• _What to do_
Identify and copy all lines of the material where the string "Gross" is found.

• _Records for the exercise_
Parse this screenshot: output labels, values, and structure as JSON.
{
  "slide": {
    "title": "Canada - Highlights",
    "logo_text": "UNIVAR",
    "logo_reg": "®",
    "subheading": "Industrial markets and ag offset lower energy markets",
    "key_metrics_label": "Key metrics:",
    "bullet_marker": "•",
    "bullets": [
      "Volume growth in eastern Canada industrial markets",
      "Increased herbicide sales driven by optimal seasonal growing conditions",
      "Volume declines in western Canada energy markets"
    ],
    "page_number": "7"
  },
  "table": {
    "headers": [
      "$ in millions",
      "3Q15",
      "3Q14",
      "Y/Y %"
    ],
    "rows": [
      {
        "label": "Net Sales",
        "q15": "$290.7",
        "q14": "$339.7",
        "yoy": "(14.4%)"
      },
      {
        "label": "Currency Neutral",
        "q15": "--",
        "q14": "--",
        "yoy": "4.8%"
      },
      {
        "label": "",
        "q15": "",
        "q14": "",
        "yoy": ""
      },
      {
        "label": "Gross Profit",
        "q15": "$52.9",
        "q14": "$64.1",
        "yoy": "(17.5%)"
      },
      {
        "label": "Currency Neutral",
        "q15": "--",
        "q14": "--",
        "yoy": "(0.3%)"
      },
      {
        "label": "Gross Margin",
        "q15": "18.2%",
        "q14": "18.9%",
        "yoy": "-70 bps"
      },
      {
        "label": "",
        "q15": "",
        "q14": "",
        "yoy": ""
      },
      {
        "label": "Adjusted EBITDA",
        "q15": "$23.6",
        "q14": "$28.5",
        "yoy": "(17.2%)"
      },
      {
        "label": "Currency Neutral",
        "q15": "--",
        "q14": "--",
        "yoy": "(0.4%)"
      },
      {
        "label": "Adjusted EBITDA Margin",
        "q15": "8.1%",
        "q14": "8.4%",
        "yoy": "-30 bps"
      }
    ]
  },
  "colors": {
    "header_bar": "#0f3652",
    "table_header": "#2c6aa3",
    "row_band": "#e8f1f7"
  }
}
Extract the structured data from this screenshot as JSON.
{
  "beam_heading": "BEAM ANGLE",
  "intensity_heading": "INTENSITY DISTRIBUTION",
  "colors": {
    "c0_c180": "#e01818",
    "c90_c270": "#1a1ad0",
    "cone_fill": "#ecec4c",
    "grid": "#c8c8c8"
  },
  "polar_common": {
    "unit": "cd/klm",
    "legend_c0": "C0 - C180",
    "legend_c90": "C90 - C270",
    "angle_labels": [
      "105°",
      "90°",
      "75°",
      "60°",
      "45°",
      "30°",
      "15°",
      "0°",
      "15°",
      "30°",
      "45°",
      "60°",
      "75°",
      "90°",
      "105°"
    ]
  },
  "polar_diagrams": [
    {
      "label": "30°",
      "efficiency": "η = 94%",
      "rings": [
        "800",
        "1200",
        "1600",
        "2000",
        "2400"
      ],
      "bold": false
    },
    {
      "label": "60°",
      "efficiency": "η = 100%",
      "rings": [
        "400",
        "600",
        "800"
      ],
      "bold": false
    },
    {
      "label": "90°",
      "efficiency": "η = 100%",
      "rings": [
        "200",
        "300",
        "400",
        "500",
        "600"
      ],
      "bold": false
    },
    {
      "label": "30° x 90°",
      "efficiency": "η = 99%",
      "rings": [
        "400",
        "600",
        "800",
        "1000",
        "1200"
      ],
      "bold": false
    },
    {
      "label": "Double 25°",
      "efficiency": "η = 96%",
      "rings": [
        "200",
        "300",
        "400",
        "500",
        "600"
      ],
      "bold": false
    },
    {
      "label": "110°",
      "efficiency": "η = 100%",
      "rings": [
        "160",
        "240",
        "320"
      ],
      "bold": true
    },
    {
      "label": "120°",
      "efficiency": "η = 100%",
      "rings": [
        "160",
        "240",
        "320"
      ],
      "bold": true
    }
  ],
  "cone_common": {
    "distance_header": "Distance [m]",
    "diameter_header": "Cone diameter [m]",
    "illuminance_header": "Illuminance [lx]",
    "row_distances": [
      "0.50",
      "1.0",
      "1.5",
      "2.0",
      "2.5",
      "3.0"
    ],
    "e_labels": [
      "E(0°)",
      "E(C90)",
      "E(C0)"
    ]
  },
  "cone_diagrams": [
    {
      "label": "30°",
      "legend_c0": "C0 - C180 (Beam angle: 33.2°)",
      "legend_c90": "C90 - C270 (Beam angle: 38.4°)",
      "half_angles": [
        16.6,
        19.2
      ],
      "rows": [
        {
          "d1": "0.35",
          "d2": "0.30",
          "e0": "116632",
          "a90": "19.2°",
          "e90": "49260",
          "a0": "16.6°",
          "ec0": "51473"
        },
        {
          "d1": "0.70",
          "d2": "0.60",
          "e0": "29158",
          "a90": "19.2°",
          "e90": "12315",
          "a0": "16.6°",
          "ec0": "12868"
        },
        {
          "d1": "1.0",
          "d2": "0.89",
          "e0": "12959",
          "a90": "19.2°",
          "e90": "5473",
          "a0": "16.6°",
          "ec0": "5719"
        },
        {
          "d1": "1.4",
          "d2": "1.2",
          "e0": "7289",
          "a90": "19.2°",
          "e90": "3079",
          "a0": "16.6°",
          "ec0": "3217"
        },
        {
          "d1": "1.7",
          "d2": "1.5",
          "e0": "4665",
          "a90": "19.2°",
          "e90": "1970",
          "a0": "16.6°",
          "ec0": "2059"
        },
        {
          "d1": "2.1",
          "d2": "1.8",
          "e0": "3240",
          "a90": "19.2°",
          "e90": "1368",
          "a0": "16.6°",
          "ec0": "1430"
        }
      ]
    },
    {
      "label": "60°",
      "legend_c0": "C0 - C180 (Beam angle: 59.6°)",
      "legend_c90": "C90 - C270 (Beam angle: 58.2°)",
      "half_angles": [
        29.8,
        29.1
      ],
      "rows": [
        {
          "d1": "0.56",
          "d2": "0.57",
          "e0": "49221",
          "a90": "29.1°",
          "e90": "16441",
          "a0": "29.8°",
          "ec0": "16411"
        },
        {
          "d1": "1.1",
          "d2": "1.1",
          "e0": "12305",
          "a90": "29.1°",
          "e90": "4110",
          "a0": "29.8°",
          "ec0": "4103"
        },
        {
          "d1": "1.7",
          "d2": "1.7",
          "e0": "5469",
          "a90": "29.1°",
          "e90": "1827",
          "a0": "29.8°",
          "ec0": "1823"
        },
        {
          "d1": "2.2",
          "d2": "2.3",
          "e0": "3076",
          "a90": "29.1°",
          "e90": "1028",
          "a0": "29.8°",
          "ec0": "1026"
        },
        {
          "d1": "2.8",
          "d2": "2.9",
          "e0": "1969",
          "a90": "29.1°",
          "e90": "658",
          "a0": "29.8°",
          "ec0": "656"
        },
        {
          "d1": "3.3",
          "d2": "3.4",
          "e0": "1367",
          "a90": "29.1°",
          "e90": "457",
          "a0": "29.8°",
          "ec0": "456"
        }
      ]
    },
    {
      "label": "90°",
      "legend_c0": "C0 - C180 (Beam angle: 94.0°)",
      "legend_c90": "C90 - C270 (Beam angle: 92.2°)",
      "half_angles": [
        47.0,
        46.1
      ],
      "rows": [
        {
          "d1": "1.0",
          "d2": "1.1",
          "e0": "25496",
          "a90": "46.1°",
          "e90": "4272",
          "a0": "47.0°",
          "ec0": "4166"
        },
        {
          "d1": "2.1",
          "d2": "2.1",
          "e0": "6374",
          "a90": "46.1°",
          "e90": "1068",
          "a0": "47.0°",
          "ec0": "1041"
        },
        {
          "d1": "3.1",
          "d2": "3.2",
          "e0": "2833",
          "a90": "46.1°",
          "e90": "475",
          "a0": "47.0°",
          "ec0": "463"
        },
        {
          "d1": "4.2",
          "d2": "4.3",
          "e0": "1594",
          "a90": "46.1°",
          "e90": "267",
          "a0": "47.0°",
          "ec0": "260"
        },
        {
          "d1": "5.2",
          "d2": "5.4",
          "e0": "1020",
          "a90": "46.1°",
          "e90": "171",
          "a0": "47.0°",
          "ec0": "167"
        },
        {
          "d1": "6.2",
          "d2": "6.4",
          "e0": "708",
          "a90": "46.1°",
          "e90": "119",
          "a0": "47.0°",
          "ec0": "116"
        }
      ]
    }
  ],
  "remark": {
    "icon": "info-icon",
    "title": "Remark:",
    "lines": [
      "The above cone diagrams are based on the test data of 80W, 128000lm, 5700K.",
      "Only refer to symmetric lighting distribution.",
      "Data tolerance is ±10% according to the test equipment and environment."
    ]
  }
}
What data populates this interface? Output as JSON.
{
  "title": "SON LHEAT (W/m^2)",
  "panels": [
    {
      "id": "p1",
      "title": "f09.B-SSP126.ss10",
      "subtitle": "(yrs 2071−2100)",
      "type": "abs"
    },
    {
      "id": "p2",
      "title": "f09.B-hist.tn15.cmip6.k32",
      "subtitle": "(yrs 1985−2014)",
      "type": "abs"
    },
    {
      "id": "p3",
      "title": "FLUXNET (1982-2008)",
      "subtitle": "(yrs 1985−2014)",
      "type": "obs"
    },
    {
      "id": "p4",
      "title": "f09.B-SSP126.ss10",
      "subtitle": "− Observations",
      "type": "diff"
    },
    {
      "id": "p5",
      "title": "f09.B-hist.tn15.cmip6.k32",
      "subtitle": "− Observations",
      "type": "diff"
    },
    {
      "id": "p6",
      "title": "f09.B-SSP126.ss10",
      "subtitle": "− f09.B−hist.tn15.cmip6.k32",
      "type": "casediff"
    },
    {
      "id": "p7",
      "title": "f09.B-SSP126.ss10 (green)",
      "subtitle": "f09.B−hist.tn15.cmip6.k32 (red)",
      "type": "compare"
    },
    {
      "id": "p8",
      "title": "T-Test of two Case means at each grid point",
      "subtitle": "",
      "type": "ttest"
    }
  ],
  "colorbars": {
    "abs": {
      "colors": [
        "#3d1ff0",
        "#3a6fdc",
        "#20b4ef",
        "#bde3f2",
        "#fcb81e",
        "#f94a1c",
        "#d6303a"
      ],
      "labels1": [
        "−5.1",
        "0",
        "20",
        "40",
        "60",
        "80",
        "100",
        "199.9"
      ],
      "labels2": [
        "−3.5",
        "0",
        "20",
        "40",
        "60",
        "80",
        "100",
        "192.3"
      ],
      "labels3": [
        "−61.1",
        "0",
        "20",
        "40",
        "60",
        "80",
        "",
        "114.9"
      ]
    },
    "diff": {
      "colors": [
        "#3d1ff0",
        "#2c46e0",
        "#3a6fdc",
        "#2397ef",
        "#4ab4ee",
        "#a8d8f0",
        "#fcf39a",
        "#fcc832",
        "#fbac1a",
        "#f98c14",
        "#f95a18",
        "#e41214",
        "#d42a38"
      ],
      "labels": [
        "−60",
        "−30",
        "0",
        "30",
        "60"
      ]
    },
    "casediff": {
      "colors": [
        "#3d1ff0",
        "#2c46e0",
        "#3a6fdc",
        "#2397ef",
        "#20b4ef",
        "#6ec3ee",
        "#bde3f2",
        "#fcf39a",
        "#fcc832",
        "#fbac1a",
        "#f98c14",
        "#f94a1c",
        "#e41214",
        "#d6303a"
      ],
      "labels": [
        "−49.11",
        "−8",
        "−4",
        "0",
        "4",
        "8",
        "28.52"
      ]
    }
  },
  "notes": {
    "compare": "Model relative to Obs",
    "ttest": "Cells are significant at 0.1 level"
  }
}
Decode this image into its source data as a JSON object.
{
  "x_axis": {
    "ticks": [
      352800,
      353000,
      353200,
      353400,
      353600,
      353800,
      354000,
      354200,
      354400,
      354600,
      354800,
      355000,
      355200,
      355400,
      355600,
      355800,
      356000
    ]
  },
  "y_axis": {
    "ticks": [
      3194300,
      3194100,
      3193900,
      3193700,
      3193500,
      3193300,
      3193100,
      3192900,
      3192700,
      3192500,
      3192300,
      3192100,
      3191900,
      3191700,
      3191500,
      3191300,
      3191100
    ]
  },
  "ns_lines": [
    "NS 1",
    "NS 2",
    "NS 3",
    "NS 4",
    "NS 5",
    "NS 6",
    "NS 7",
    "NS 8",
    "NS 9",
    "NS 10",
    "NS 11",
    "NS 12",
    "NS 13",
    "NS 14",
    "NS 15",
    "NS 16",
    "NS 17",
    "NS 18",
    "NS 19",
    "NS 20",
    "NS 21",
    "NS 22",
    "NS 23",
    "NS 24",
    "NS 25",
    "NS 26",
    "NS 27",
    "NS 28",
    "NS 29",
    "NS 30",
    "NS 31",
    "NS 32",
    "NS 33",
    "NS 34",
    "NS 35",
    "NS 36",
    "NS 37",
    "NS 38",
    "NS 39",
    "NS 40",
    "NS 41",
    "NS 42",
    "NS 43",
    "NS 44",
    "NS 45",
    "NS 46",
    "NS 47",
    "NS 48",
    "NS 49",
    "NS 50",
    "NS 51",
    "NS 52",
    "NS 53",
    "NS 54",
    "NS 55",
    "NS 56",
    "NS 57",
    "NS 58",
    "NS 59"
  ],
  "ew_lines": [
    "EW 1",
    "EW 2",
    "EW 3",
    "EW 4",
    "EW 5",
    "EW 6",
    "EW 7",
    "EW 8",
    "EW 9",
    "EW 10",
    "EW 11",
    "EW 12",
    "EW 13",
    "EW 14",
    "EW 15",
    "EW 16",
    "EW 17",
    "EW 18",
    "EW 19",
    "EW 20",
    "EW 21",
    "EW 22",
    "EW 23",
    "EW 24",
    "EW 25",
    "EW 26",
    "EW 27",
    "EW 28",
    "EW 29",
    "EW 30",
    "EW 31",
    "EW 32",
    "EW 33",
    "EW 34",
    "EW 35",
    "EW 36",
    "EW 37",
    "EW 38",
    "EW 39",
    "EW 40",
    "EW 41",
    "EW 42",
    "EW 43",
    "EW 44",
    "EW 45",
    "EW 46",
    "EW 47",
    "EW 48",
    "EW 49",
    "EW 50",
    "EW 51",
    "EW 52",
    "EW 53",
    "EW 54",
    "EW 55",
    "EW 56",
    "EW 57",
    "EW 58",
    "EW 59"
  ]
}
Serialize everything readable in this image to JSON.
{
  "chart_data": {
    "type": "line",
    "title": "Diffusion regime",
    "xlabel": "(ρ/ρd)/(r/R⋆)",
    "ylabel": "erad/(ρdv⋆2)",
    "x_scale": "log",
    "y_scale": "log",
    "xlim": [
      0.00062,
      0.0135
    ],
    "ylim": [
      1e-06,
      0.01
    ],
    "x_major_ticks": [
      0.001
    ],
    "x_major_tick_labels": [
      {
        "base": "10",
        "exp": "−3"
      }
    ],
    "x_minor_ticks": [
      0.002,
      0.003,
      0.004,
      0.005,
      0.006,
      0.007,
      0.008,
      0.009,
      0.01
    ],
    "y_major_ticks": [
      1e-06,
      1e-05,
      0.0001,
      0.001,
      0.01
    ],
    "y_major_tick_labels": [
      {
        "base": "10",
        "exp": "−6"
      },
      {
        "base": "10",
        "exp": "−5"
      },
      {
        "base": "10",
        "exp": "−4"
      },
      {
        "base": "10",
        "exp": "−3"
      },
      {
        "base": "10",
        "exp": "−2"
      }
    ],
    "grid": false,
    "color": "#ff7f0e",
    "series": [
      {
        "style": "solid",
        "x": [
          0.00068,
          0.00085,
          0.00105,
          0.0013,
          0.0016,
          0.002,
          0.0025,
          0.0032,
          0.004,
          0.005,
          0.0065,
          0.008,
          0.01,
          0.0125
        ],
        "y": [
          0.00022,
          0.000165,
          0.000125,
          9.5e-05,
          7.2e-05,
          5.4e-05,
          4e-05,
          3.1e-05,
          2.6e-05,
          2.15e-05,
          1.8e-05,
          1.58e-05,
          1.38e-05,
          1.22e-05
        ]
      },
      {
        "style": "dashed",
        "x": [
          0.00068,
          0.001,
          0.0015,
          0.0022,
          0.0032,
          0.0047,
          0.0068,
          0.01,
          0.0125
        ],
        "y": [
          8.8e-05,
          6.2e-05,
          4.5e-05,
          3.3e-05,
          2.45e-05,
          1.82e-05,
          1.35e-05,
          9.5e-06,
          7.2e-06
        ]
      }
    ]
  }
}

• _Written response_
        "label": "Gross Profit",
        "label": "Gross Margin",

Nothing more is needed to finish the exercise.